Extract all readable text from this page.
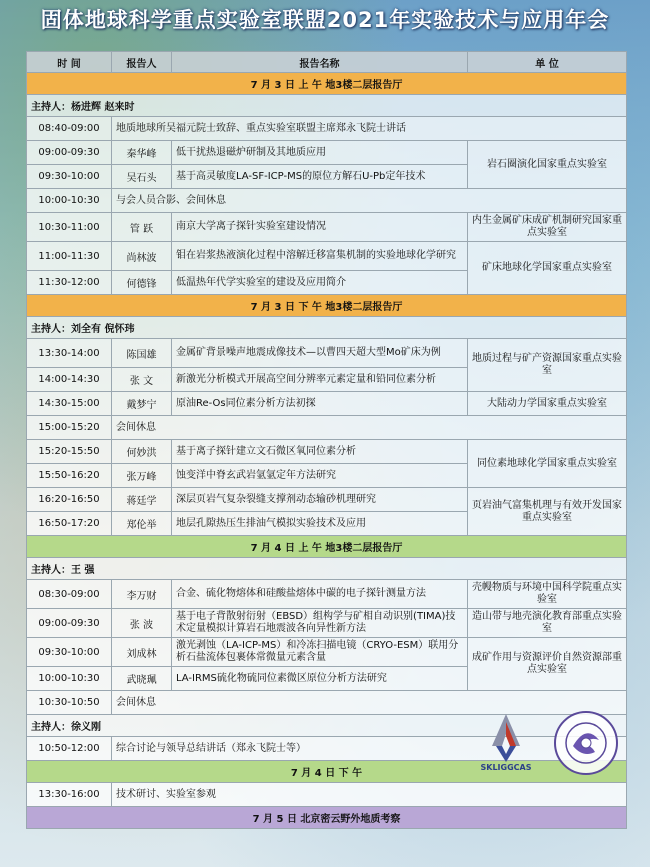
固体地球科学重点实验室联盟2021年实验技术与应用年会
时 间	报告人	报告名称	单 位
7 月 3 日 上 午 地3楼二层报告厅			
主持人：杨进辉 赵来时			
08:40-09:00	地质地球所吴福元院士致辞、重点实验室联盟主席郑永飞院士讲话		
09:00-09:30	秦华峰	低干扰热退磁炉研制及其地质应用	岩石圈演化国家重点实验室
09:30-10:00	吴石头	基于高灵敏度LA-SF-ICP-MS的原位方解石U-Pb定年技术	
10:00-10:30	与会人员合影、会间休息		
10:30-11:00	管 跃	南京大学离子探针实验室建设情况	内生金属矿床成矿机制研究国家重点实验室
11:00-11:30	尚林波	钼在岩浆热液演化过程中溶解迁移富集机制的实验地球化学研究	矿床地球化学国家重点实验室
11:30-12:00	何德锋	低温热年代学实验室的建设及应用简介	
7 月 3 日 下 午 地3楼二层报告厅			
主持人：刘全有 倪怀玮			
13:30-14:00	陈国雄	金属矿背景噪声地震成像技术—以曹四天超大型Mo矿床为例	地质过程与矿产资源国家重点实验室
14:00-14:30	张 文	新激光分析模式开展高空间分辨率元素定量和铅同位素分析	
14:30-15:00	戴梦宁	原油Re-Os同位素分析方法初探	大陆动力学国家重点实验室
15:00-15:20	会间休息		
15:20-15:50	何妙洪	基于离子探针建立文石微区氧同位素分析	同位素地球化学国家重点实验室
15:50-16:20	张万峰	蚀变洋中脊玄武岩氩氩定年方法研究	
16:20-16:50	蒋廷学	深层页岩气复杂裂缝支撑剂动态输砂机理研究	页岩油气富集机理与有效开发国家重点实验室
16:50-17:20	郑伦举	地层孔隙热压生排油气模拟实验技术及应用	
7 月 4 日 上 午 地3楼二层报告厅			
主持人：王 强			
08:30-09:00	李万财	合金、硫化物熔体和硅酸盐熔体中碳的电子探针测量方法	壳幔物质与环境中国科学院重点实验室
09:00-09:30	张 波	基于电子背散射衍射（EBSD）组构学与矿相自动识别(TIMA)技术定量模拟计算岩石地震波各向异性新方法	造山带与地壳演化教育部重点实验室
09:30-10:00	刘成林	激光剥蚀（LA-ICP-MS）和冷冻扫描电镜（CRYO-ESM）联用分析石盐流体包裹体常微量元素含量	成矿作用与资源评价自然资源部重点实验室
10:00-10:30	武晓珮	LA-IRMS硫化物硫同位素微区原位分析方法研究	
10:30-10:50	会间休息		
主持人：徐义刚			
10:50-12:00	综合讨论与领导总结讲话（郑永飞院士等）		
7 月 4 日 下 午			
13:30-16:00	技术研讨、实验室参观		
7 月 5 日 北京密云野外地质考察			
SKLIGGCAS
○ ○ ○ ○ ○
Transcribe the complete set of entries verbatim. No pictures belong in the copy.

[Output for this exercise]
Extract all readable text from this page.
固体地球科学重点实验室联盟2021年实验技术与应用年会
时 间	报告人	报告名称	单 位
7 月 3 日 上 午 地3楼二层报告厅			
主持人：杨进辉 赵来时			
08:40-09:00	地质地球所吴福元院士致辞、重点实验室联盟主席郑永飞院士讲话		
09:00-09:30	秦华峰	低干扰热退磁炉研制及其地质应用	岩石圈演化国家重点实验室
09:30-10:00	吴石头	基于高灵敏度LA-SF-ICP-MS的原位方解石U-Pb定年技术	
10:00-10:30	与会人员合影、会间休息		
10:30-11:00	管 跃	南京大学离子探针实验室建设情况	内生金属矿床成矿机制研究国家重点实验室
11:00-11:30	尚林波	钼在岩浆热液演化过程中溶解迁移富集机制的实验地球化学研究	矿床地球化学国家重点实验室
11:30-12:00	何德锋	低温热年代学实验室的建设及应用简介	
7 月 3 日 下 午 地3楼二层报告厅			
主持人：刘全有 倪怀玮			
13:30-14:00	陈国雄	金属矿背景噪声地震成像技术—以曹四天超大型Mo矿床为例	地质过程与矿产资源国家重点实验室
14:00-14:30	张 文	新激光分析模式开展高空间分辨率元素定量和铅同位素分析	
14:30-15:00	戴梦宁	原油Re-Os同位素分析方法初探	大陆动力学国家重点实验室
15:00-15:20	会间休息		
15:20-15:50	何妙洪	基于离子探针建立文石微区氧同位素分析	同位素地球化学国家重点实验室
15:50-16:20	张万峰	蚀变洋中脊玄武岩氩氩定年方法研究	
16:20-16:50	蒋廷学	深层页岩气复杂裂缝支撑剂动态输砂机理研究	页岩油气富集机理与有效开发国家重点实验室
16:50-17:20	郑伦举	地层孔隙热压生排油气模拟实验技术及应用	
7 月 4 日 上 午 地3楼二层报告厅			
主持人：王 强			
08:30-09:00	李万财	合金、硫化物熔体和硅酸盐熔体中碳的电子探针测量方法	壳幔物质与环境中国科学院重点实验室
09:00-09:30	张 波	基于电子背散射衍射（EBSD）组构学与矿相自动识别(TIMA)技术定量模拟计算岩石地震波各向异性新方法	造山带与地壳演化教育部重点实验室
09:30-10:00	刘成林	激光剥蚀（LA-ICP-MS）和冷冻扫描电镜（CRYO-ESM）联用分析石盐流体包裹体常微量元素含量	成矿作用与资源评价自然资源部重点实验室
10:00-10:30	武晓珮	LA-IRMS硫化物硫同位素微区原位分析方法研究	
10:30-10:50	会间休息		
主持人：徐义刚			
10:50-12:00	综合讨论与领导总结讲话（郑永飞院士等）		
7 月 4 日 下 午			
13:30-16:00	技术研讨、实验室参观		
7 月 5 日 北京密云野外地质考察			
SKLIGGCAS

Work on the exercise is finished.